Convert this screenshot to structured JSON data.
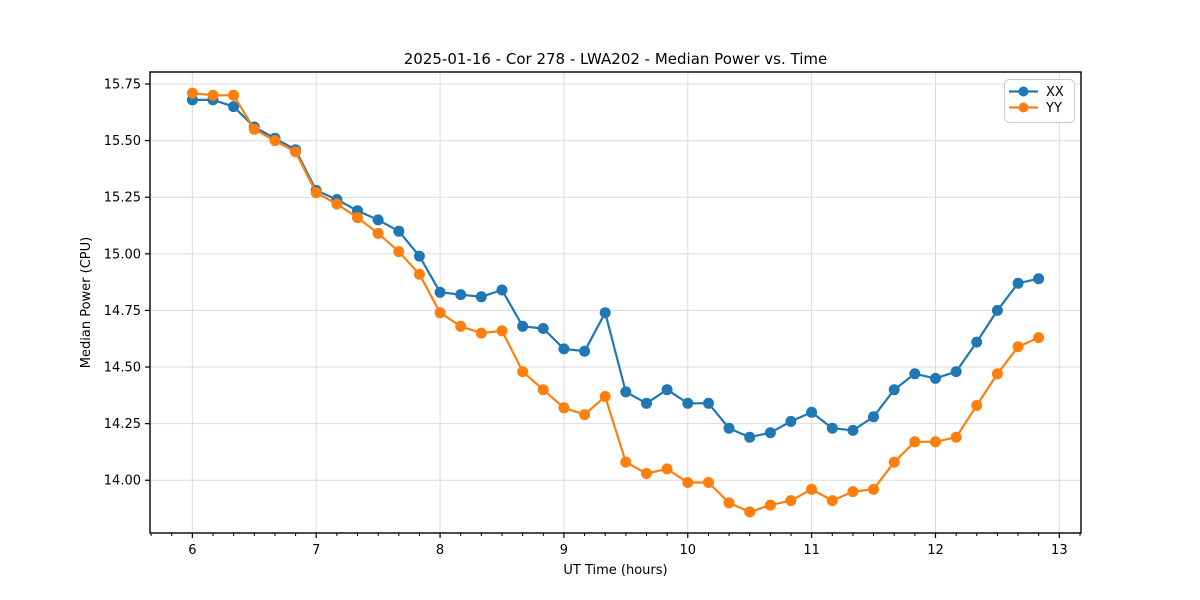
{
  "chart_data": {
    "type": "line",
    "title": "2025-01-16 - Cor 278 - LWA202 - Median Power vs. Time",
    "xlabel": "UT Time (hours)",
    "ylabel": "Median Power (CPU)",
    "xlim": [
      5.658,
      13.175
    ],
    "ylim": [
      13.767,
      15.803
    ],
    "xticks": [
      6,
      7,
      8,
      9,
      10,
      11,
      12,
      13
    ],
    "yticklabels": [
      "14.00",
      "14.25",
      "14.50",
      "14.75",
      "15.00",
      "15.25",
      "15.50",
      "15.75"
    ],
    "x_minor_interval": 0.16667,
    "grid": true,
    "legend_position": "upper right",
    "x": [
      6.0,
      6.167,
      6.333,
      6.5,
      6.667,
      6.833,
      7.0,
      7.167,
      7.333,
      7.5,
      7.667,
      7.833,
      8.0,
      8.167,
      8.333,
      8.5,
      8.667,
      8.833,
      9.0,
      9.167,
      9.333,
      9.5,
      9.667,
      9.833,
      10.0,
      10.167,
      10.333,
      10.5,
      10.667,
      10.833,
      11.0,
      11.167,
      11.333,
      11.5,
      11.667,
      11.833,
      12.0,
      12.167,
      12.333,
      12.5,
      12.667,
      12.833
    ],
    "series": [
      {
        "name": "XX",
        "color": "#1f77b4",
        "values": [
          15.68,
          15.68,
          15.65,
          15.56,
          15.51,
          15.46,
          15.28,
          15.24,
          15.19,
          15.15,
          15.1,
          14.99,
          14.83,
          14.82,
          14.81,
          14.84,
          14.68,
          14.67,
          14.58,
          14.57,
          14.74,
          14.39,
          14.34,
          14.4,
          14.34,
          14.34,
          14.23,
          14.19,
          14.21,
          14.26,
          14.3,
          14.23,
          14.22,
          14.28,
          14.4,
          14.47,
          14.45,
          14.48,
          14.61,
          14.75,
          14.87,
          14.89
        ]
      },
      {
        "name": "YY",
        "color": "#ff7f0e",
        "values": [
          15.71,
          15.7,
          15.7,
          15.55,
          15.5,
          15.45,
          15.27,
          15.22,
          15.16,
          15.09,
          15.01,
          14.91,
          14.74,
          14.68,
          14.65,
          14.66,
          14.48,
          14.4,
          14.32,
          14.29,
          14.37,
          14.08,
          14.03,
          14.05,
          13.99,
          13.99,
          13.9,
          13.86,
          13.89,
          13.91,
          13.96,
          13.91,
          13.95,
          13.96,
          14.08,
          14.17,
          14.17,
          14.19,
          14.33,
          14.47,
          14.59,
          14.63
        ]
      }
    ]
  }
}
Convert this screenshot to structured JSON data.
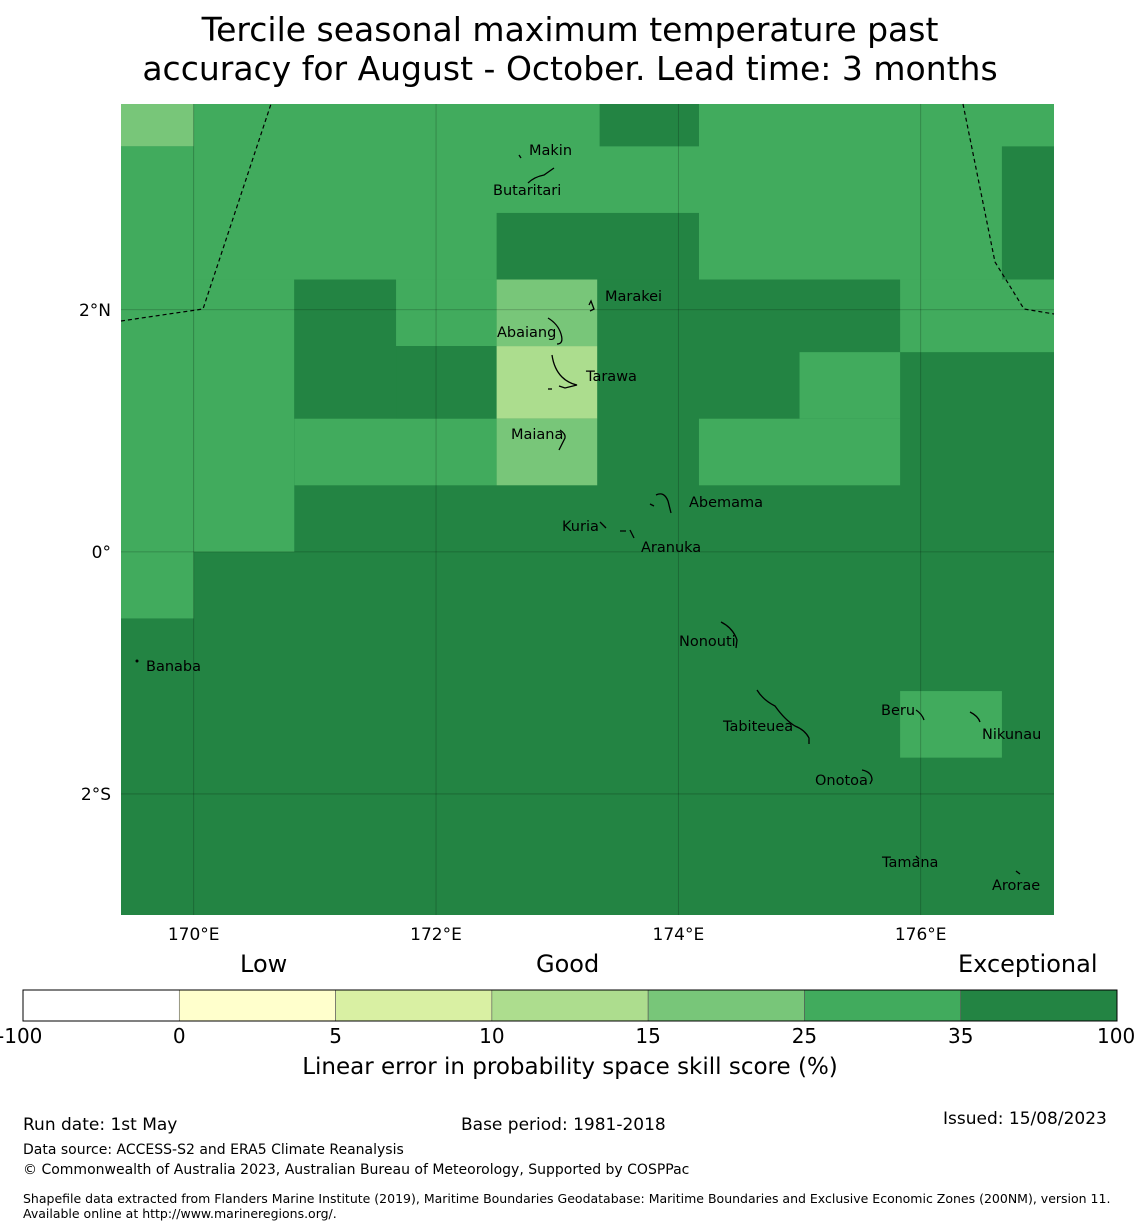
{
  "title_line1": "Tercile seasonal maximum temperature past",
  "title_line2": "accuracy for August - October. Lead time: 3 months",
  "map": {
    "lon_range": [
      169.4,
      177.1
    ],
    "lat_range": [
      -3.0,
      3.7
    ],
    "lon_ticks": [
      {
        "value": 170,
        "label": "170°E"
      },
      {
        "value": 172,
        "label": "172°E"
      },
      {
        "value": 174,
        "label": "174°E"
      },
      {
        "value": 176,
        "label": "176°E"
      }
    ],
    "lat_ticks": [
      {
        "value": 2,
        "label": "2°N"
      },
      {
        "value": 0,
        "label": "0°"
      },
      {
        "value": -2,
        "label": "2°S"
      }
    ],
    "category_colors": {
      "c10_15": "#acdd8e",
      "c15_25": "#78c679",
      "c25_35": "#41ab5d",
      "c35_100": "#238443"
    },
    "background_category": "c35_100",
    "cells": [
      {
        "lon": [
          169.4,
          170.0
        ],
        "lat": [
          3.35,
          3.7
        ],
        "cat": "c15_25"
      },
      {
        "lon": [
          169.4,
          170.0
        ],
        "lat": [
          -0.55,
          3.35
        ],
        "cat": "c25_35"
      },
      {
        "lon": [
          170.0,
          177.1
        ],
        "lat": [
          2.25,
          3.7
        ],
        "cat": "c25_35"
      },
      {
        "lon": [
          173.35,
          174.17
        ],
        "lat": [
          3.35,
          3.7
        ],
        "cat": "c35_100"
      },
      {
        "lon": [
          172.5,
          174.17
        ],
        "lat": [
          2.25,
          2.8
        ],
        "cat": "c35_100"
      },
      {
        "lon": [
          176.67,
          177.1
        ],
        "lat": [
          2.25,
          3.35
        ],
        "cat": "c35_100"
      },
      {
        "lon": [
          170.0,
          170.83
        ],
        "lat": [
          0.0,
          2.25
        ],
        "cat": "c25_35"
      },
      {
        "lon": [
          170.83,
          171.67
        ],
        "lat": [
          0.55,
          2.25
        ],
        "cat": "c35_100"
      },
      {
        "lon": [
          171.67,
          172.5
        ],
        "lat": [
          1.7,
          2.25
        ],
        "cat": "c25_35"
      },
      {
        "lon": [
          171.67,
          172.5
        ],
        "lat": [
          1.1,
          1.7
        ],
        "cat": "c35_100"
      },
      {
        "lon": [
          170.83,
          172.5
        ],
        "lat": [
          0.55,
          1.1
        ],
        "cat": "c25_35"
      },
      {
        "lon": [
          172.5,
          173.33
        ],
        "lat": [
          1.7,
          2.25
        ],
        "cat": "c15_25"
      },
      {
        "lon": [
          172.5,
          173.33
        ],
        "lat": [
          1.1,
          1.7
        ],
        "cat": "c10_15"
      },
      {
        "lon": [
          172.5,
          173.33
        ],
        "lat": [
          0.55,
          1.1
        ],
        "cat": "c15_25"
      },
      {
        "lon": [
          174.17,
          175.83
        ],
        "lat": [
          0.55,
          1.1
        ],
        "cat": "c25_35"
      },
      {
        "lon": [
          175.0,
          175.83
        ],
        "lat": [
          1.1,
          1.65
        ],
        "cat": "c25_35"
      },
      {
        "lon": [
          175.83,
          177.1
        ],
        "lat": [
          1.65,
          2.25
        ],
        "cat": "c25_35"
      },
      {
        "lon": [
          175.83,
          176.67
        ],
        "lat": [
          -1.7,
          -1.15
        ],
        "cat": "c25_35"
      }
    ],
    "islands": [
      {
        "name": "Makin",
        "label": "Makin",
        "lon": 173.0,
        "lat": 3.35
      },
      {
        "name": "Butaritari",
        "label": "Butaritari",
        "lon": 172.8,
        "lat": 3.05
      },
      {
        "name": "Marakei",
        "label": "Marakei",
        "lon": 173.45,
        "lat": 2.1
      },
      {
        "name": "Abaiang",
        "label": "Abaiang",
        "lon": 172.7,
        "lat": 1.85
      },
      {
        "name": "Tarawa",
        "label": "Tarawa",
        "lon": 173.3,
        "lat": 1.45
      },
      {
        "name": "Maiana",
        "label": "Maiana",
        "lon": 172.7,
        "lat": 0.97
      },
      {
        "name": "Abemama",
        "label": "Abemama",
        "lon": 174.1,
        "lat": 0.39
      },
      {
        "name": "Kuria",
        "label": "Kuria",
        "lon": 172.85,
        "lat": 0.22
      },
      {
        "name": "Aranuka",
        "label": "Aranuka",
        "lon": 173.6,
        "lat": 0.05
      },
      {
        "name": "Nonouti",
        "label": "Nonouti",
        "lon": 174.0,
        "lat": -0.75
      },
      {
        "name": "Banaba",
        "label": "Banaba",
        "lon": 169.55,
        "lat": -0.95
      },
      {
        "name": "Tabiteuea",
        "label": "Tabiteuea",
        "lon": 174.45,
        "lat": -1.45
      },
      {
        "name": "Beru",
        "label": "Beru",
        "lon": 175.8,
        "lat": -1.3
      },
      {
        "name": "Nikunau",
        "label": "Nikunau",
        "lon": 176.5,
        "lat": -1.5
      },
      {
        "name": "Onotoa",
        "label": "Onotoa",
        "lon": 175.1,
        "lat": -1.95
      },
      {
        "name": "Tamana",
        "label": "Tamana",
        "lon": 175.8,
        "lat": -2.6
      },
      {
        "name": "Arorae",
        "label": "Arorae",
        "lon": 176.6,
        "lat": -2.8
      }
    ]
  },
  "colorbar": {
    "head_low": "Low",
    "head_good": "Good",
    "head_exceptional": "Exceptional",
    "ticks": [
      "-100",
      "0",
      "5",
      "10",
      "15",
      "25",
      "35",
      "100"
    ],
    "colors": [
      "#ffffff",
      "#ffffcc",
      "#d9f0a3",
      "#addd8e",
      "#78c679",
      "#41ab5d",
      "#238443"
    ],
    "label": "Linear error in probability space skill score (%)"
  },
  "footer": {
    "run_date": "Run date: 1st May",
    "base_period": "Base period: 1981-2018",
    "issued": "Issued: 15/08/2023",
    "data_source": "Data source: ACCESS-S2 and ERA5 Climate Reanalysis",
    "copyright": "© Commonwealth of Australia 2023, Australian Bureau of Meteorology, Supported by COSPPac",
    "shapefile": "Shapefile data extracted from Flanders Marine Institute (2019), Maritime Boundaries Geodatabase: Maritime Boundaries and Exclusive Economic Zones (200NM), version 11. Available online at http://www.marineregions.org/."
  }
}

------

> **What is needed**
Find the lines with the string "Power" and reproduce them.

> **Worked solution**
    "title": "2025-01-16 - Cor 278 - LWA202 - Median Power vs. Time",
    "ylabel": "Median Power (CPU)",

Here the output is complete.